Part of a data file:
------------------------------

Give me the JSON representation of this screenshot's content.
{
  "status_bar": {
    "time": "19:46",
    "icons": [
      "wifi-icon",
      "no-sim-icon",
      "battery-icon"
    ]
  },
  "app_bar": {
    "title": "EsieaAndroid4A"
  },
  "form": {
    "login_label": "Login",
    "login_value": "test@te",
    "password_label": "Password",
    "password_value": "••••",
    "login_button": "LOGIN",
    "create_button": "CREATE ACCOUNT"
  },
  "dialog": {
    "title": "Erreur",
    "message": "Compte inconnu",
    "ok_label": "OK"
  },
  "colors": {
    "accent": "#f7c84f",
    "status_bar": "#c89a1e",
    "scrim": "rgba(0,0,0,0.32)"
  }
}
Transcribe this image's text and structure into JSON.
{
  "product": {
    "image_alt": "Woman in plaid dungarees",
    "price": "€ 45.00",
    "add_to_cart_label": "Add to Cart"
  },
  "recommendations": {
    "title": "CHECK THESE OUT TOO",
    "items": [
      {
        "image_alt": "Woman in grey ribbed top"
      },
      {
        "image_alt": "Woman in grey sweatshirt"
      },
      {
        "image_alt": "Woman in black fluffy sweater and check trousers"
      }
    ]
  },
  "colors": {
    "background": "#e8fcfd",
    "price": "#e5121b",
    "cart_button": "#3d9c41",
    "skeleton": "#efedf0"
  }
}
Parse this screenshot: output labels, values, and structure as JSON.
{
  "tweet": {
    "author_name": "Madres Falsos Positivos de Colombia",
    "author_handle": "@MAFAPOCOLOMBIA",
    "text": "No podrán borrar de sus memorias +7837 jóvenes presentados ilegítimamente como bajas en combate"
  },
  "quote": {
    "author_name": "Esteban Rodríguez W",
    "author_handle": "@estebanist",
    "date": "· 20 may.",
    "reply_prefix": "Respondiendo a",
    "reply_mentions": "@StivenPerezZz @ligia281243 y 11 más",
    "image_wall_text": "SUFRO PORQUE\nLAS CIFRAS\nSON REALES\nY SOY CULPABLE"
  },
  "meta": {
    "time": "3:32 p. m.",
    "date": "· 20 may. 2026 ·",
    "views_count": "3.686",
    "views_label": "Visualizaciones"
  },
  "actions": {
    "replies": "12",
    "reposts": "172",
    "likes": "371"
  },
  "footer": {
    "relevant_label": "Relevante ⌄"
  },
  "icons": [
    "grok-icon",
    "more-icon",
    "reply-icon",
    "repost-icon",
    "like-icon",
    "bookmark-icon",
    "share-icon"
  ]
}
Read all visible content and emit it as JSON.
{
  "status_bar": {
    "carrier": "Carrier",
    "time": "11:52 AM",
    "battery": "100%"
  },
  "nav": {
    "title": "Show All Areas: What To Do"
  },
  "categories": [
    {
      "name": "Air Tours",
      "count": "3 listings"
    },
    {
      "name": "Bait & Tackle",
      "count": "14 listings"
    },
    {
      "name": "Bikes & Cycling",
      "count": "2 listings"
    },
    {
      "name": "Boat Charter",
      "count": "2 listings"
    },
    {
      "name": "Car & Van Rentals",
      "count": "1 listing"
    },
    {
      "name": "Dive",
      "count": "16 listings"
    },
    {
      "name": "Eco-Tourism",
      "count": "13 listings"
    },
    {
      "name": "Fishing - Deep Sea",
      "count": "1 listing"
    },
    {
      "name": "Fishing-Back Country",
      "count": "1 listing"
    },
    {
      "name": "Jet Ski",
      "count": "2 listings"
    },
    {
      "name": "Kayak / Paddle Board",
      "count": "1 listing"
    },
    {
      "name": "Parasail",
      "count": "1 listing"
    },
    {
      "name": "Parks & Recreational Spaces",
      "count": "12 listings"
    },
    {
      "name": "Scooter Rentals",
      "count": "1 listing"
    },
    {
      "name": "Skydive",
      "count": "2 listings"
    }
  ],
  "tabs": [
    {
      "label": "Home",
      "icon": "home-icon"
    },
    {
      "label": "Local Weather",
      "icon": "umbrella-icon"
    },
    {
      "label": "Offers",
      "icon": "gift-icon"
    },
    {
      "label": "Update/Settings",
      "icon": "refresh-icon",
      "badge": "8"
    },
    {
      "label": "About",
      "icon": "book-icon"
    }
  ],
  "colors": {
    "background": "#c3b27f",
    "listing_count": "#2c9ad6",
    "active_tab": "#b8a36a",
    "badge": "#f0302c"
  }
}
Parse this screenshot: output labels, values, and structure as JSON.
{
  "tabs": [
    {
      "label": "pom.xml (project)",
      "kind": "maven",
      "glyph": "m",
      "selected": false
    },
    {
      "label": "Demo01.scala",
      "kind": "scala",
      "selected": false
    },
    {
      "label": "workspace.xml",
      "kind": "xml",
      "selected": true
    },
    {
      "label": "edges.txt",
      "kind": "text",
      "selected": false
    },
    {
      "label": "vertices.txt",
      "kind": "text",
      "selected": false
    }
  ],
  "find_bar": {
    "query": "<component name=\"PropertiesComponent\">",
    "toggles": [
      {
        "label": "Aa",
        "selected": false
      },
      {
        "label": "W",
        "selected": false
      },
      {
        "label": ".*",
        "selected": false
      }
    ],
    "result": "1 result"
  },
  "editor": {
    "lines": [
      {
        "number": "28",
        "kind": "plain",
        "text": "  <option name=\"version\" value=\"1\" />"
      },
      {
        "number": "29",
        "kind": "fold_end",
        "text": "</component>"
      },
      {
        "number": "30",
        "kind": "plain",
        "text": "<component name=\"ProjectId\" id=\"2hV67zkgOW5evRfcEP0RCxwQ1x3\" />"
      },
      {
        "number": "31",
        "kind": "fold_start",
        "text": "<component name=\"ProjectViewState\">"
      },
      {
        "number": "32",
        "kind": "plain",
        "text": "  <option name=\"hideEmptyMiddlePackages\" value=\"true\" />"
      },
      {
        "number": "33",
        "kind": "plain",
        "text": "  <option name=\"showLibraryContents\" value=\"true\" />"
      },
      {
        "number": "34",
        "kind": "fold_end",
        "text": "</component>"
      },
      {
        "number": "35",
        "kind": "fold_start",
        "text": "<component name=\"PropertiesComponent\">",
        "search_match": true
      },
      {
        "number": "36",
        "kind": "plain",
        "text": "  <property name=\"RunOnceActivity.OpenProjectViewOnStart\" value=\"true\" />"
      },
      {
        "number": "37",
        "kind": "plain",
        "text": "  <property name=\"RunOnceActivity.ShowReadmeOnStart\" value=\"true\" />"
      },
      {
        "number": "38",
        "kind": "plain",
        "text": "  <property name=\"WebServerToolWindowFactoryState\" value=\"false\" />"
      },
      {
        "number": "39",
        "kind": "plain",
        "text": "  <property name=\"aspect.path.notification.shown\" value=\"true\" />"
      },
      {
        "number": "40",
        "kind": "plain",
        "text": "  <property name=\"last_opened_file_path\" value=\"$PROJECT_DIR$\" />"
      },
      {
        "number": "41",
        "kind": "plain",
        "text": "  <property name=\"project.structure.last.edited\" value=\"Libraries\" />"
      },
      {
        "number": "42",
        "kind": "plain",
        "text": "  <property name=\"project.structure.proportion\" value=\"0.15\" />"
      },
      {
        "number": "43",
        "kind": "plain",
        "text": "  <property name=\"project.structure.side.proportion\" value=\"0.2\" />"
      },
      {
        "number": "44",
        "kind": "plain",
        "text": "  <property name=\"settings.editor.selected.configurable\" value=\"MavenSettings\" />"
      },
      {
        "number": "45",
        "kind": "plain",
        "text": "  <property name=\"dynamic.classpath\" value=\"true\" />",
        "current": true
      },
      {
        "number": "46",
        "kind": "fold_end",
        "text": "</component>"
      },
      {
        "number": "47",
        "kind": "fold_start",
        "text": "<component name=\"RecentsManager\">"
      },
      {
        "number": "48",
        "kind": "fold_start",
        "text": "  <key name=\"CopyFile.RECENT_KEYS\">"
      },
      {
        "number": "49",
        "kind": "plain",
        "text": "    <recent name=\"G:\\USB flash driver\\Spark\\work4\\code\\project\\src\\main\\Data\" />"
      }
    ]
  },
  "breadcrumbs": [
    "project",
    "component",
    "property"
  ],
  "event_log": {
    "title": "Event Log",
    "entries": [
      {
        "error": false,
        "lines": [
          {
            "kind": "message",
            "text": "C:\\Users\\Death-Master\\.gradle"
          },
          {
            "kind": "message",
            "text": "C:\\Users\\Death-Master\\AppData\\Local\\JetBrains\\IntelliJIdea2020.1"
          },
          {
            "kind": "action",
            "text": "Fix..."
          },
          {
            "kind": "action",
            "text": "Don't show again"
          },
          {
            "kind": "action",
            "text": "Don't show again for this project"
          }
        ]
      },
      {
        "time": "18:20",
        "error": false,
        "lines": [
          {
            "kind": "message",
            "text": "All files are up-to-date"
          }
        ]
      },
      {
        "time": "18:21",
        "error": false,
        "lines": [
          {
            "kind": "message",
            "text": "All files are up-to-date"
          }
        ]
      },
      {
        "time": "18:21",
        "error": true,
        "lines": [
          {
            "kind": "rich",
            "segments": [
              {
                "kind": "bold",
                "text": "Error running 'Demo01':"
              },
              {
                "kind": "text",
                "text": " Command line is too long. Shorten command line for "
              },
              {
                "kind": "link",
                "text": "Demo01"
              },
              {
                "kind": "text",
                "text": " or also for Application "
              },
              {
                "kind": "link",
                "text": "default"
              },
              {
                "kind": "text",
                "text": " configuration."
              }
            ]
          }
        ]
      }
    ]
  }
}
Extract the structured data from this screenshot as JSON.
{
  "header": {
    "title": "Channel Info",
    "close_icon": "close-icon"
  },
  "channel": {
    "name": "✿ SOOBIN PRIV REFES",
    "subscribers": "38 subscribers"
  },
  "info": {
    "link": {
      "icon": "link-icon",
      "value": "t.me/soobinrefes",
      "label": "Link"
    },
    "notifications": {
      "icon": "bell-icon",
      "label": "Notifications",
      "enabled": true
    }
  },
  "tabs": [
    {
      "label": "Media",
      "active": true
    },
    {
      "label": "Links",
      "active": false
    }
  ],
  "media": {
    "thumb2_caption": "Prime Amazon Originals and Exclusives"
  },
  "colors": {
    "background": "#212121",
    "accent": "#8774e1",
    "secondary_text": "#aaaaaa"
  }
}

------------------------------

#### [Task to complete]
Give the count of lines in the records that contain "JSON", and no other text.

#### [Full response]
6